*EXTRAIT*.
------

France | France, Cour administrative d'appel de Lyon, 5ème chambre, 14 janvier 2021, 19LY03553


Vu la procédure suivante :

Procédure contentieuse antérieure

La société civile immobilière (SCI) Hilaire a demandé au tribunal administratif de Lyon de prononcer la décharge, en droits et pénalités, des rappels de taxe sur la valeur ajoutée mis à sa charge pour la période du 1er janvier 2012 au 30 septembre 2013.

Par un jugement n° 1804498 du 16 juillet 2019, le tribunal administratif de Lyon a dit qu'il n'y avait plus lieu de statuer sur la demande de décharge pour la période du 1er janvier 2012 au 31 décembre 2012, à hauteur de 749 euros (article 1er)

et a rejeté le surplus des conclusions de la demande (article 2).

Procédure devant...

Vu la procédure suivante :

Procédure contentieuse antérieure

La société civile immobilière (SCI) Hilaire a demandé au tribunal administratif de Lyon de prononcer la décharge, en droits et pénalités, des rappels de taxe sur la valeur ajoutée mis à sa charge pour la période du 1er janvier 2012 au 30 septembre 2013.

Par un jugement n° 1804498 du 16 juillet 2019, le tribunal administratif de Lyon a dit qu'il n'y avait plus lieu de statuer sur la demande de décharge pour la période du 1er janvier 2012 au 31 décembre 2012, à hauteur de 749 euros (article 1er) et a rejeté le surplus des conclusions de la demande (article 2).

Procédure devant la cour

Par une requête, enregistrée le 9 septembre 2019, la SCI Hilaire, représentée par Me B..., demande à la cour :

1°) d'annuler l'article 2 de ce jugement ;

2°) de prononcer la décharge, en droits et pénalités, des rappels de taxe sur la valeur ajoutée maintenus à sa charge pour la période du 1er janvier 2012 au 30 septembre 2013 ;

3°) de mettre à la charge de l'Etat la somme de 5 000 euros au titre de l'article L. 761-1 du code de justice administrative.

------

*LIGNES DE DONNÉES*.
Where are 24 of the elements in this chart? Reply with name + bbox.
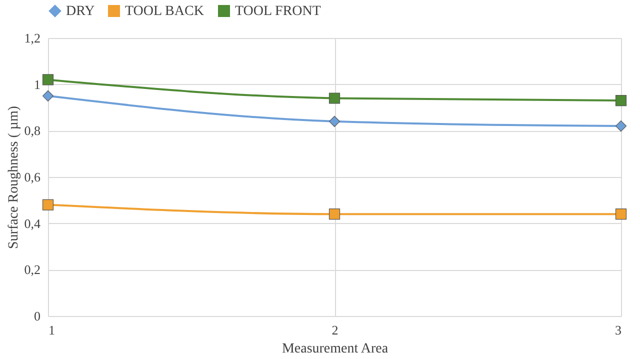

------

Recopiez à l'identique le passage de l'extrait qui débute aux mots « 1°) d'annuler l'article » et s'arrête après « de justice administrative. ».

1°) d'annuler l'article 2 de ce jugement ;

2°) de prononcer la décharge, en droits et pénalités, des rappels de taxe sur la valeur ajoutée maintenus à sa charge pour la période du 1er janvier 2012 au 30 septembre 2013 ;

3°) de mettre à la charge de l'Etat la somme de 5 000 euros au titre de l'article L. 761-1 du code de justice administrative.